Task requirements: What follows is a set of records; give them all back exactly.

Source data
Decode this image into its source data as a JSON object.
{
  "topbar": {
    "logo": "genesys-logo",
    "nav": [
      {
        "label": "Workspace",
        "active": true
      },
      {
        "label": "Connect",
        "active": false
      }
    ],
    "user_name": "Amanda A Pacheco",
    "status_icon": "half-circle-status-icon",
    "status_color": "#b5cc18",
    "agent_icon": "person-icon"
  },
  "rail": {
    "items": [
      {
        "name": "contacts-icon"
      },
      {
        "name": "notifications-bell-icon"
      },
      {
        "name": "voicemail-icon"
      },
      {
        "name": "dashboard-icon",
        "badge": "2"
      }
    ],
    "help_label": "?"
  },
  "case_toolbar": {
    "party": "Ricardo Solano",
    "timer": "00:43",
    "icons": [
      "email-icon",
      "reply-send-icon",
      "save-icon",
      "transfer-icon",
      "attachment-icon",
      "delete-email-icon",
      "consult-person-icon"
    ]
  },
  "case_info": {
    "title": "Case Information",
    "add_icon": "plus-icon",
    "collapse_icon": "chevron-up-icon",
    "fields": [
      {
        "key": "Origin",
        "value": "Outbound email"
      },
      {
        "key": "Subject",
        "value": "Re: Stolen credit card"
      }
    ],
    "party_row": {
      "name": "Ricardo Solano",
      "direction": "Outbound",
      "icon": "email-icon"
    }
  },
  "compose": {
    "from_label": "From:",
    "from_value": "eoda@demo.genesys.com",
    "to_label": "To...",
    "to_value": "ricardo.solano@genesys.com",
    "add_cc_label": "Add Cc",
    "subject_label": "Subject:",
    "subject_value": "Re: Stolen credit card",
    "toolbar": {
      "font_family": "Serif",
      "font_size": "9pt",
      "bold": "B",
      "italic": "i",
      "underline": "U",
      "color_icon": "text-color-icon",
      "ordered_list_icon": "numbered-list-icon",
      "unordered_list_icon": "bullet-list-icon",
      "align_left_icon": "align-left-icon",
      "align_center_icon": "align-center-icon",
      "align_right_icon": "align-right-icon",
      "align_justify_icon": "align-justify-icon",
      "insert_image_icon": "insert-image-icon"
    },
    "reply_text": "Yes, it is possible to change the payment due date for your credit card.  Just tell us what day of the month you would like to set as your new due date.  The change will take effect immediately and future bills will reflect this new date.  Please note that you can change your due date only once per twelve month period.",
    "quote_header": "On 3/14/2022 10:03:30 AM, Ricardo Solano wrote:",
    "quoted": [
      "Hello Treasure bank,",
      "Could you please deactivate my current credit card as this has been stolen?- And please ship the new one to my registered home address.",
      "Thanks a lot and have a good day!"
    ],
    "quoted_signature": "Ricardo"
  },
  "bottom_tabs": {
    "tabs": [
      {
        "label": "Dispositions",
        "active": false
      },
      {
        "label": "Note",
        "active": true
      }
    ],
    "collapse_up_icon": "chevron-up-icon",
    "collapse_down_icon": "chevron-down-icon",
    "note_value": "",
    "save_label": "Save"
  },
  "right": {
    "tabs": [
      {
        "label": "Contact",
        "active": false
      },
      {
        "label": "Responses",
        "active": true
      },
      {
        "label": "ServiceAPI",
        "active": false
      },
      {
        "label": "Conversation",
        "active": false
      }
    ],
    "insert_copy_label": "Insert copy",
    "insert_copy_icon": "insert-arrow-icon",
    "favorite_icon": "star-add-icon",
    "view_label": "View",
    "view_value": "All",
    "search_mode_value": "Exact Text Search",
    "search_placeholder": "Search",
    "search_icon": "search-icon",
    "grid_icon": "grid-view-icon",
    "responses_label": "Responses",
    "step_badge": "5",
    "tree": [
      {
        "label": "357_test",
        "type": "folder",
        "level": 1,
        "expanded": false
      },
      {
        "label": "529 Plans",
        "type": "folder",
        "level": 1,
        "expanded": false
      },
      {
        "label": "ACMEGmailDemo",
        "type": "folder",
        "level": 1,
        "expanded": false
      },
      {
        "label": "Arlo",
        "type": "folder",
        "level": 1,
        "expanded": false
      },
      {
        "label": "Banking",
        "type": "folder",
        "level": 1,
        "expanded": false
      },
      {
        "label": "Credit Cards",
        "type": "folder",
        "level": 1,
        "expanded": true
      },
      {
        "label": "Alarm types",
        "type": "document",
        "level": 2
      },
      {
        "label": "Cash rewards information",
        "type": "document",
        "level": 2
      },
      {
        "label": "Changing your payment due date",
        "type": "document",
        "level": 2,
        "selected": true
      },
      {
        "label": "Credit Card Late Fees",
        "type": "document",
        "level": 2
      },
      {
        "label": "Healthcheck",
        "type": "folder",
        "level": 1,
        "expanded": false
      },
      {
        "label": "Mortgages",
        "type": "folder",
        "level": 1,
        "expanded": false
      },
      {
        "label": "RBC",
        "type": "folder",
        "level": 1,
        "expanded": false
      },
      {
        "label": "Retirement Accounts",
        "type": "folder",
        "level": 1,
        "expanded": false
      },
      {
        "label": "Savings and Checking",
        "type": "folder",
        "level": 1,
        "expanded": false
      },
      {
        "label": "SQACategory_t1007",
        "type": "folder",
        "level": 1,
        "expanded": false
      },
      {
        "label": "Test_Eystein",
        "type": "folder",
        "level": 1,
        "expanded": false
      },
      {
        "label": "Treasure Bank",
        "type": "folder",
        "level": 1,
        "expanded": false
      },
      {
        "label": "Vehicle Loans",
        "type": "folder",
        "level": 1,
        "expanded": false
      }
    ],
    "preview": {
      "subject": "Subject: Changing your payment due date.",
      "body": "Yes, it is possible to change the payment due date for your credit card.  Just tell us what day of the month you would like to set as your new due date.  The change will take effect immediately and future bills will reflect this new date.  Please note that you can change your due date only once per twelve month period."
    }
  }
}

Task answer:
Decode this image into its source data as a JSON object.
{
  "topbar": {
    "logo": "genesys-logo",
    "nav": [
      {
        "label": "Workspace",
        "active": true
      },
      {
        "label": "Connect",
        "active": false
      }
    ],
    "user_name": "Amanda A Pacheco",
    "status_icon": "half-circle-status-icon",
    "status_color": "#b5cc18",
    "agent_icon": "person-icon"
  },
  "rail": {
    "items": [
      {
        "name": "contacts-icon"
      },
      {
        "name": "notifications-bell-icon"
      },
      {
        "name": "voicemail-icon"
      },
      {
        "name": "dashboard-icon",
        "badge": "2"
      }
    ],
    "help_label": "?"
  },
  "case_toolbar": {
    "party": "Ricardo Solano",
    "timer": "00:43",
    "icons": [
      "email-icon",
      "reply-send-icon",
      "save-icon",
      "transfer-icon",
      "attachment-icon",
      "delete-email-icon",
      "consult-person-icon"
    ]
  },
  "case_info": {
    "title": "Case Information",
    "add_icon": "plus-icon",
    "collapse_icon": "chevron-up-icon",
    "fields": [
      {
        "key": "Origin",
        "value": "Outbound email"
      },
      {
        "key": "Subject",
        "value": "Re: Stolen credit card"
      }
    ],
    "party_row": {
      "name": "Ricardo Solano",
      "direction": "Outbound",
      "icon": "email-icon"
    }
  },
  "compose": {
    "from_label": "From:",
    "from_value": "eoda@demo.genesys.com",
    "to_label": "To...",
    "to_value": "ricardo.solano@genesys.com",
    "add_cc_label": "Add Cc",
    "subject_label": "Subject:",
    "subject_value": "Re: Stolen credit card",
    "toolbar": {
      "font_family": "Serif",
      "font_size": "9pt",
      "bold": "B",
      "italic": "i",
      "underline": "U",
      "color_icon": "text-color-icon",
      "ordered_list_icon": "numbered-list-icon",
      "unordered_list_icon": "bullet-list-icon",
      "align_left_icon": "align-left-icon",
      "align_center_icon": "align-center-icon",
      "align_right_icon": "align-right-icon",
      "align_justify_icon": "align-justify-icon",
      "insert_image_icon": "insert-image-icon"
    },
    "reply_text": "Yes, it is possible to change the payment due date for your credit card.  Just tell us what day of the month you would like to set as your new due date.  The change will take effect immediately and future bills will reflect this new date.  Please note that you can change your due date only once per twelve month period.",
    "quote_header": "On 3/14/2022 10:03:30 AM, Ricardo Solano wrote:",
    "quoted": [
      "Hello Treasure bank,",
      "Could you please deactivate my current credit card as this has been stolen?- And please ship the new one to my registered home address.",
      "Thanks a lot and have a good day!"
    ],
    "quoted_signature": "Ricardo"
  },
  "bottom_tabs": {
    "tabs": [
      {
        "label": "Dispositions",
        "active": false
      },
      {
        "label": "Note",
        "active": true
      }
    ],
    "collapse_up_icon": "chevron-up-icon",
    "collapse_down_icon": "chevron-down-icon",
    "note_value": "",
    "save_label": "Save"
  },
  "right": {
    "tabs": [
      {
        "label": "Contact",
        "active": false
      },
      {
        "label": "Responses",
        "active": true
      },
      {
        "label": "ServiceAPI",
        "active": false
      },
      {
        "label": "Conversation",
        "active": false
      }
    ],
    "insert_copy_label": "Insert copy",
    "insert_copy_icon": "insert-arrow-icon",
    "favorite_icon": "star-add-icon",
    "view_label": "View",
    "view_value": "All",
    "search_mode_value": "Exact Text Search",
    "search_placeholder": "Search",
    "search_icon": "search-icon",
    "grid_icon": "grid-view-icon",
    "responses_label": "Responses",
    "step_badge": "5",
    "tree": [
      {
        "label": "357_test",
        "type": "folder",
        "level": 1,
        "expanded": false
      },
      {
        "label": "529 Plans",
        "type": "folder",
        "level": 1,
        "expanded": false
      },
      {
        "label": "ACMEGmailDemo",
        "type": "folder",
        "level": 1,
        "expanded": false
      },
      {
        "label": "Arlo",
        "type": "folder",
        "level": 1,
        "expanded": false
      },
      {
        "label": "Banking",
        "type": "folder",
        "level": 1,
        "expanded": false
      },
      {
        "label": "Credit Cards",
        "type": "folder",
        "level": 1,
        "expanded": true
      },
      {
        "label": "Alarm types",
        "type": "document",
        "level": 2
      },
      {
        "label": "Cash rewards information",
        "type": "document",
        "level": 2
      },
      {
        "label": "Changing your payment due date",
        "type": "document",
        "level": 2,
        "selected": true
      },
      {
        "label": "Credit Card Late Fees",
        "type": "document",
        "level": 2
      },
      {
        "label": "Healthcheck",
        "type": "folder",
        "level": 1,
        "expanded": false
      },
      {
        "label": "Mortgages",
        "type": "folder",
        "level": 1,
        "expanded": false
      },
      {
        "label": "RBC",
        "type": "folder",
        "level": 1,
        "expanded": false
      },
      {
        "label": "Retirement Accounts",
        "type": "folder",
        "level": 1,
        "expanded": false
      },
      {
        "label": "Savings and Checking",
        "type": "folder",
        "level": 1,
        "expanded": false
      },
      {
        "label": "SQACategory_t1007",
        "type": "folder",
        "level": 1,
        "expanded": false
      },
      {
        "label": "Test_Eystein",
        "type": "folder",
        "level": 1,
        "expanded": false
      },
      {
        "label": "Treasure Bank",
        "type": "folder",
        "level": 1,
        "expanded": false
      },
      {
        "label": "Vehicle Loans",
        "type": "folder",
        "level": 1,
        "expanded": false
      }
    ],
    "preview": {
      "subject": "Subject: Changing your payment due date.",
      "body": "Yes, it is possible to change the payment due date for your credit card.  Just tell us what day of the month you would like to set as your new due date.  The change will take effect immediately and future bills will reflect this new date.  Please note that you can change your due date only once per twelve month period."
    }
  }
}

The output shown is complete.